Every entry below should be printed exactly, without its images.

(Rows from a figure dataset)
--- start ---
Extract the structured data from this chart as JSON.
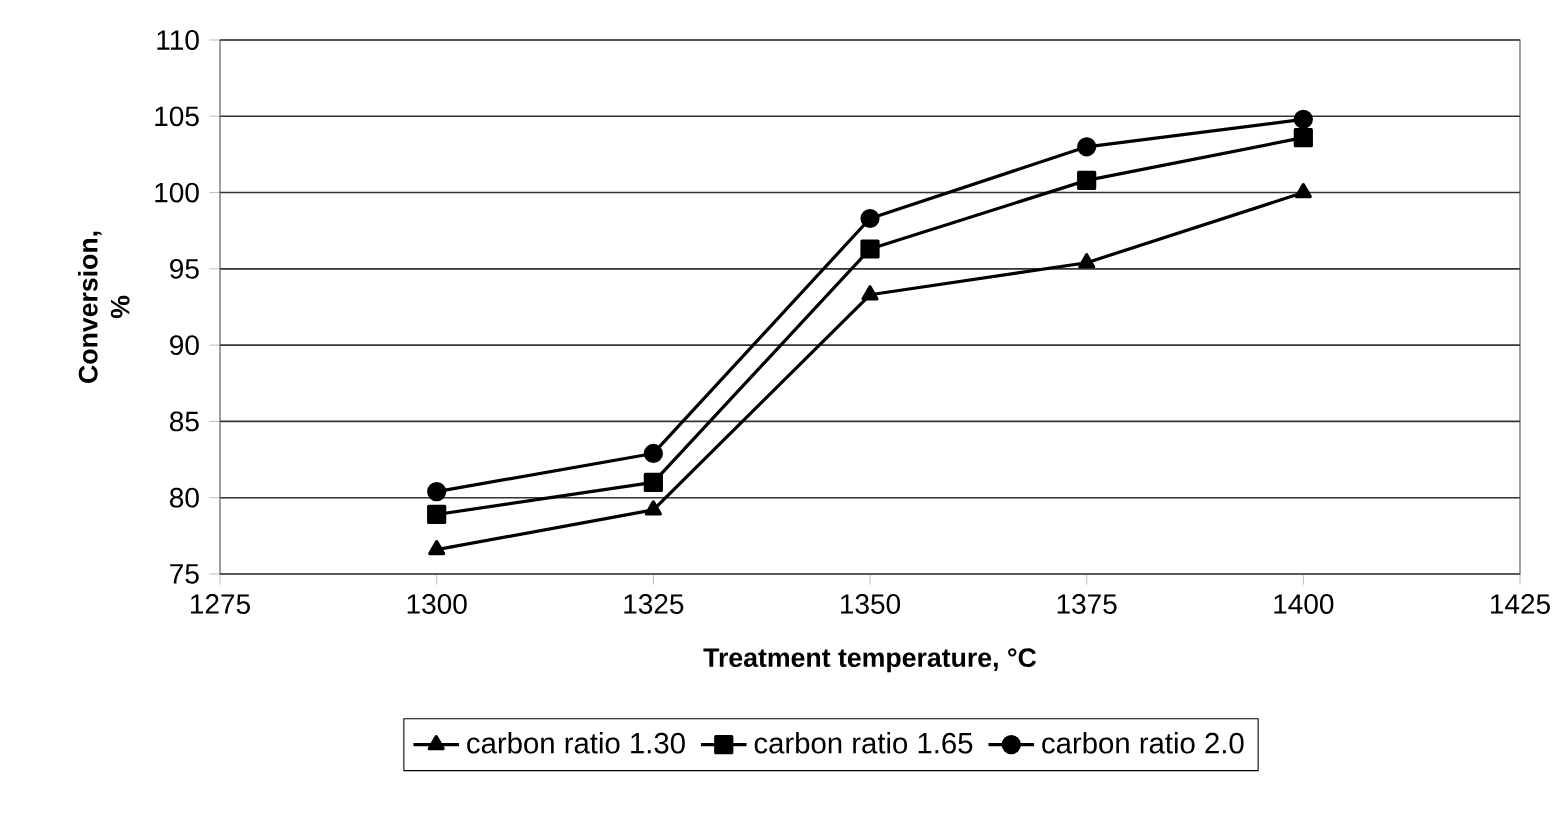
{
  "chart_data": {
    "type": "line",
    "xlabel": "Treatment  temperature, °C",
    "ylabel": "Conversion, %",
    "x": [
      1300,
      1325,
      1350,
      1375,
      1400
    ],
    "series": [
      {
        "name": "carbon ratio  1.30",
        "color": "#000000",
        "marker": "triangle",
        "values": [
          76.6,
          79.2,
          93.3,
          95.4,
          100.0
        ]
      },
      {
        "name": "carbon ratio  1.65",
        "color": "#000000",
        "marker": "square",
        "values": [
          78.9,
          81.0,
          96.3,
          100.8,
          103.6
        ]
      },
      {
        "name": "carbon ratio  2.0",
        "color": "#000000",
        "marker": "circle",
        "values": [
          80.4,
          82.9,
          98.3,
          103.0,
          104.8
        ]
      }
    ],
    "xlim": [
      1275,
      1425
    ],
    "xticks": [
      1275,
      1300,
      1325,
      1350,
      1375,
      1400,
      1425
    ],
    "ylim": [
      75,
      110
    ],
    "yticks": [
      75,
      80,
      85,
      90,
      95,
      100,
      105,
      110
    ],
    "grid": "y",
    "legend": "bottom",
    "line_style": "solid"
  }
}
--- end ---
RESULT FOR THIS TASK =
Extract the structured data from this chart as JSON.
{
  "chart_data": {
    "type": "line",
    "xlabel": "Treatment  temperature, °C",
    "ylabel": "Conversion, %",
    "x": [
      1300,
      1325,
      1350,
      1375,
      1400
    ],
    "series": [
      {
        "name": "carbon ratio  1.30",
        "color": "#000000",
        "marker": "triangle",
        "values": [
          76.6,
          79.2,
          93.3,
          95.4,
          100.0
        ]
      },
      {
        "name": "carbon ratio  1.65",
        "color": "#000000",
        "marker": "square",
        "values": [
          78.9,
          81.0,
          96.3,
          100.8,
          103.6
        ]
      },
      {
        "name": "carbon ratio  2.0",
        "color": "#000000",
        "marker": "circle",
        "values": [
          80.4,
          82.9,
          98.3,
          103.0,
          104.8
        ]
      }
    ],
    "xlim": [
      1275,
      1425
    ],
    "xticks": [
      1275,
      1300,
      1325,
      1350,
      1375,
      1400,
      1425
    ],
    "ylim": [
      75,
      110
    ],
    "yticks": [
      75,
      80,
      85,
      90,
      95,
      100,
      105,
      110
    ],
    "grid": "y",
    "legend": "bottom",
    "line_style": "solid"
  }
}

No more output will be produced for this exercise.